SHORT PROBLEM – Find the lines holding the string "Esporta" in the data, then copy all of them.

(Dataset excerpts)
* Begin *

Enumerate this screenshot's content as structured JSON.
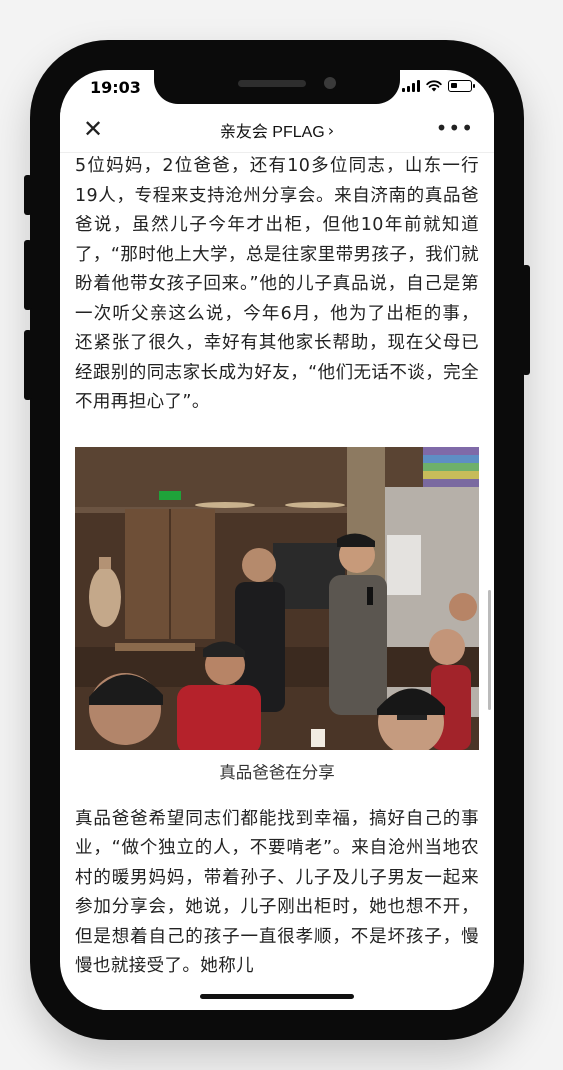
{
  "status_bar": {
    "time": "19:03"
  },
  "nav": {
    "title": "亲友会 PFLAG",
    "title_arrow": "›",
    "close_glyph": "✕",
    "more_glyph": "•••"
  },
  "article": {
    "paragraph1": "5位妈妈，2位爸爸，还有10多位同志，山东一行19人，专程来支持沧州分享会。来自济南的真品爸爸说，虽然儿子今年才出柜，但他10年前就知道了，“那时他上大学，总是往家里带男孩子，我们就盼着他带女孩子回来。”他的儿子真品说，自己是第一次听父亲这么说，今年6月，他为了出柜的事，还紧张了很久，幸好有其他家长帮助，现在父母已经跟别的同志家长成为好友，“他们无话不谈，完全不用再担心了”。",
    "photo_caption": "真品爸爸在分享",
    "paragraph2": "真品爸爸希望同志们都能找到幸福，搞好自己的事业，“做个独立的人，不要啃老”。来自沧州当地农村的暖男妈妈，带着孙子、儿子及儿子男友一起来参加分享会，她说，儿子刚出柜时，她也想不开，但是想着自己的孩子一直很孝顺，不是坏孩子，慢慢也就接受了。她称儿"
  },
  "icons": {
    "close": "close-icon",
    "more": "more-icon",
    "signal": "signal-icon",
    "wifi": "wifi-icon",
    "battery": "battery-icon"
  }
}
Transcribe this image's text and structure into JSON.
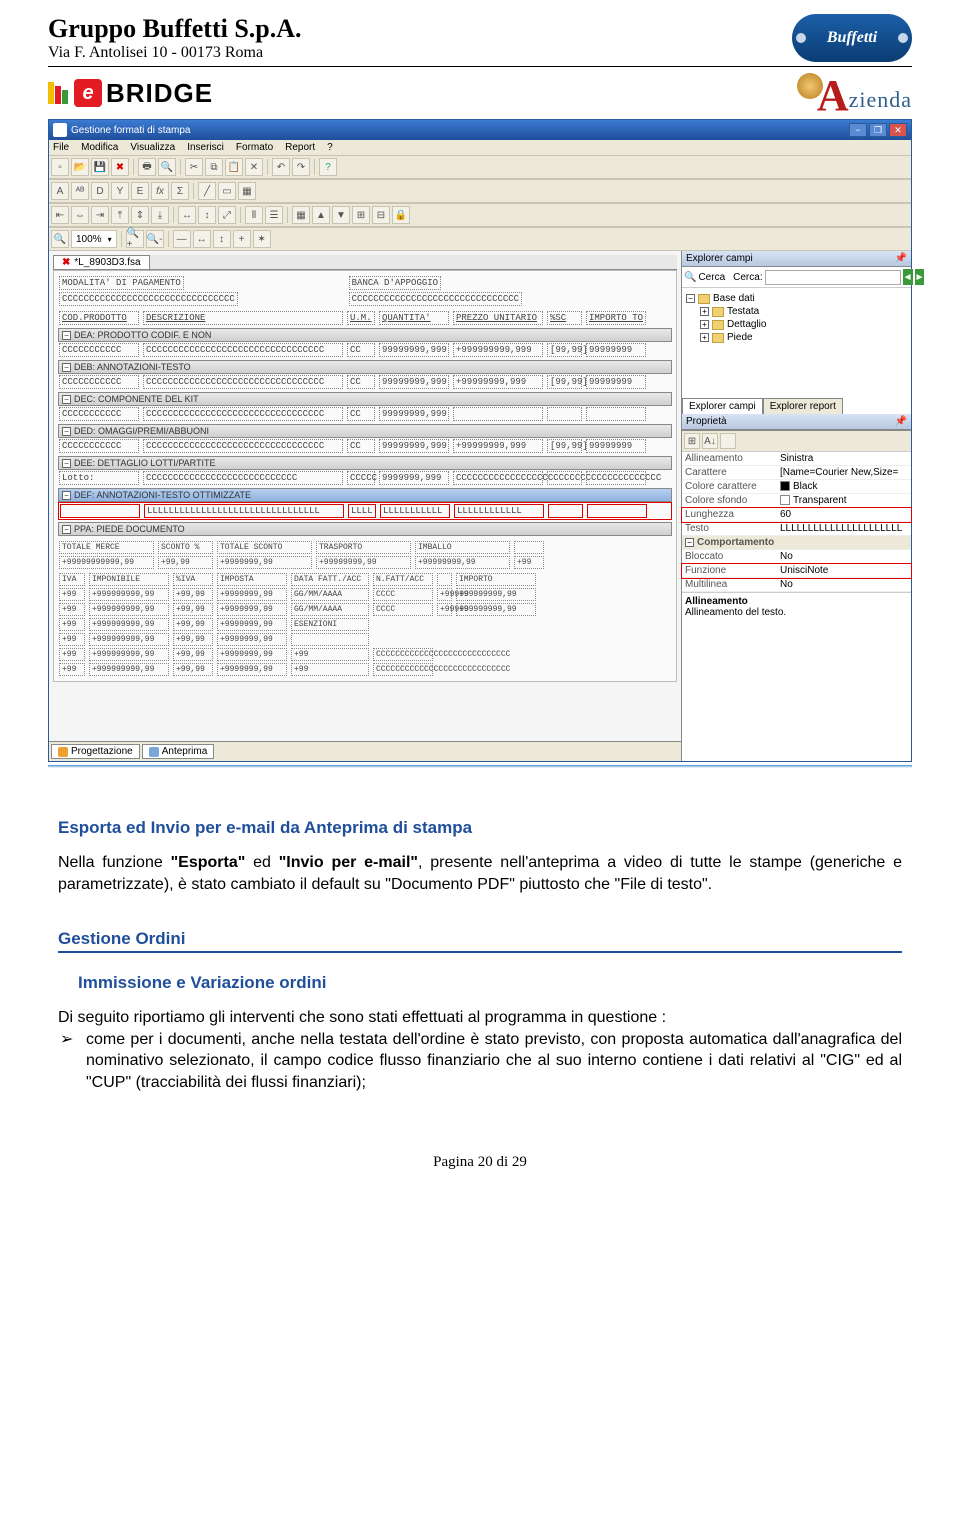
{
  "header": {
    "company": "Gruppo Buffetti S.p.A.",
    "address": "Via F. Antolisei 10 - 00173 Roma",
    "logo_text": "Buffetti"
  },
  "brands": {
    "ebridge": "BRIDGE",
    "azienda_a": "A",
    "azienda_rest": "zienda"
  },
  "window": {
    "title": "Gestione formati di stampa",
    "menus": [
      "File",
      "Modifica",
      "Visualizza",
      "Inserisci",
      "Formato",
      "Report",
      "?"
    ],
    "zoom": "100%",
    "tab_label": "*L_8903D3.fsa",
    "bottom_tabs": [
      "Progettazione",
      "Anteprima"
    ]
  },
  "layout": {
    "header_row1_left": "MODALITA' DI PAGAMENTO",
    "header_row1_right": "BANCA D'APPOGGIO",
    "header_row1_c": "CCCCCCCCCCCCCCCCCCCCCCCCCCCCCCCC",
    "header_row1_c2": "CCCCCCCCCCCCCCCCCCCCCCCCCCCCCCC",
    "cols": [
      "COD.PRODOTTO",
      "DESCRIZIONE",
      "U.M.",
      "QUANTITA'",
      "PREZZO UNITARIO",
      "%SC",
      "IMPORTO TO"
    ],
    "sections": [
      {
        "title": "DEA: PRODOTTO CODIF. E NON",
        "row": [
          "CCCCCCCCCCC",
          "CCCCCCCCCCCCCCCCCCCCCCCCCCCCCCCCC",
          "CC",
          "99999999,999",
          "+999999999,999",
          "[99,99]",
          "99999999"
        ]
      },
      {
        "title": "DEB: ANNOTAZIONI-TESTO",
        "row": [
          "CCCCCCCCCCC",
          "CCCCCCCCCCCCCCCCCCCCCCCCCCCCCCCCC",
          "CC",
          "99999999,999",
          "+99999999,999",
          "[99,99]",
          "99999999"
        ]
      },
      {
        "title": "DEC: COMPONENTE DEL KIT",
        "row": [
          "CCCCCCCCCCC",
          "CCCCCCCCCCCCCCCCCCCCCCCCCCCCCCCCC",
          "CC",
          "99999999,999",
          "",
          "",
          ""
        ]
      },
      {
        "title": "DED: OMAGGI/PREMI/ABBUONI",
        "row": [
          "CCCCCCCCCCC",
          "CCCCCCCCCCCCCCCCCCCCCCCCCCCCCCCCC",
          "CC",
          "99999999,999",
          "+99999999,999",
          "[99,99]",
          "99999999"
        ]
      },
      {
        "title": "DEE: DETTAGLIO LOTTI/PARTITE",
        "row": [
          "Lotto:",
          "CCCCCCCCCCCCCCCCCCCCCCCCCCCC",
          "CCCCC",
          "9999999,999",
          "CCCCCCCCCCCCCCCCCCCCCCCCCCCCCCCCCCCCCC",
          "",
          ""
        ]
      },
      {
        "title": "DEF: ANNOTAZIONI-TESTO OTTIMIZZATE",
        "row": [
          "",
          "LLLLLLLLLLLLLLLLLLLLLLLLLLLLLLLL",
          "LLLL",
          "LLLLLLLLLLL",
          "LLLLLLLLLLLL",
          "",
          ""
        ],
        "selected": true
      },
      {
        "title": "PPA: PIEDE DOCUMENTO",
        "row": []
      }
    ],
    "footer_cols1": [
      "TOTALE MERCE",
      "SCONTO %",
      "TOTALE SCONTO",
      "TRASPORTO",
      "IMBALLO",
      ""
    ],
    "footer_vals1": [
      "+99999999999,99",
      "+99,99",
      "+9999999,99",
      "+99999999,99",
      "+99999999,99",
      "+99"
    ],
    "footer_cols2": [
      "IVA",
      "IMPONIBILE",
      "%IVA",
      "IMPOSTA",
      "DATA FATT./ACC",
      "N.FATT/ACC",
      "",
      "IMPORTO"
    ],
    "footer_line": [
      "+99",
      "+999999999,99",
      "+99,99",
      "+9999999,99",
      "GG/MM/AAAA",
      "CCCC",
      "+99999",
      "+99999999,99"
    ],
    "footer_line2": [
      "+99",
      "+999999999,99",
      "+99,99",
      "+9999999,99",
      "GG/MM/AAAA",
      "CCCC",
      "+99999",
      "+99999999,99"
    ],
    "footer_line3": [
      "+99",
      "+999999999,99",
      "+99,99",
      "+9999999,99",
      "ESENZIONI",
      "",
      "",
      ""
    ],
    "footer_line4": [
      "+99",
      "+999999999,99",
      "+99,99",
      "+9999999,99",
      "",
      "",
      "",
      ""
    ],
    "footer_line5": [
      "+99",
      "+999999999,99",
      "+99,99",
      "+9999999,99",
      "+99",
      "CCCCCCCCCCCCCCCCCCCCCCCCCCCC",
      "",
      ""
    ],
    "footer_line6": [
      "+99",
      "+999999999,99",
      "+99,99",
      "+9999999,99",
      "+99",
      "CCCCCCCCCCCCCCCCCCCCCCCCCCCC",
      "",
      ""
    ]
  },
  "explorer": {
    "title": "Explorer campi",
    "search_label": "Cerca",
    "search_label2": "Cerca:",
    "tree": [
      {
        "label": "Base dati",
        "expanded": false,
        "root": true
      },
      {
        "label": "Testata",
        "sub": true
      },
      {
        "label": "Dettaglio",
        "sub": true
      },
      {
        "label": "Piede",
        "sub": true
      }
    ],
    "tabs": [
      "Explorer campi",
      "Explorer report"
    ]
  },
  "properties": {
    "title": "Proprietà",
    "rows": [
      {
        "k": "Allineamento",
        "v": "Sinistra"
      },
      {
        "k": "Carattere",
        "v": "[Name=Courier New,Size="
      },
      {
        "k": "Colore carattere",
        "v": "Black",
        "swatch": "#000"
      },
      {
        "k": "Colore sfondo",
        "v": "Transparent",
        "swatch": "#fff"
      },
      {
        "k": "Lunghezza",
        "v": "60",
        "sel": true
      },
      {
        "k": "Testo",
        "v": "LLLLLLLLLLLLLLLLLLLLLL"
      }
    ],
    "cat2": "Comportamento",
    "rows2": [
      {
        "k": "Bloccato",
        "v": "No"
      },
      {
        "k": "Funzione",
        "v": "UnisciNote",
        "sel": true
      },
      {
        "k": "Multilinea",
        "v": "No"
      }
    ],
    "desc_title": "Allineamento",
    "desc_text": "Allineamento del testo."
  },
  "body": {
    "h1": "Esporta ed Invio per e-mail da Anteprima di stampa",
    "p1a": "Nella funzione ",
    "p1b": "\"Esporta\"",
    "p1c": " ed ",
    "p1d": "\"Invio per e-mail\"",
    "p1e": ", presente nell'anteprima a video di tutte le stampe (generiche e parametrizzate), è stato cambiato il default su \"Documento PDF\" piuttosto che \"File di testo\".",
    "section": "Gestione Ordini",
    "h2": "Immissione e Variazione ordini",
    "p2": "Di seguito riportiamo gli interventi che sono stati effettuati al programma in questione :",
    "li1": "come per i documenti, anche nella testata dell'ordine è stato previsto, con proposta automatica dall'anagrafica del nominativo selezionato, il campo codice flusso finanziario che al suo interno contiene i dati relativi al \"CIG\" ed al \"CUP\" (tracciabilità dei flussi finanziari);"
  },
  "footer": "Pagina 20 di 29"
}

* End *

THE OUTPUT –
    "h1": "Esporta ed Invio per e-mail da Anteprima di stampa",
    "p1b": "\"Esporta\"",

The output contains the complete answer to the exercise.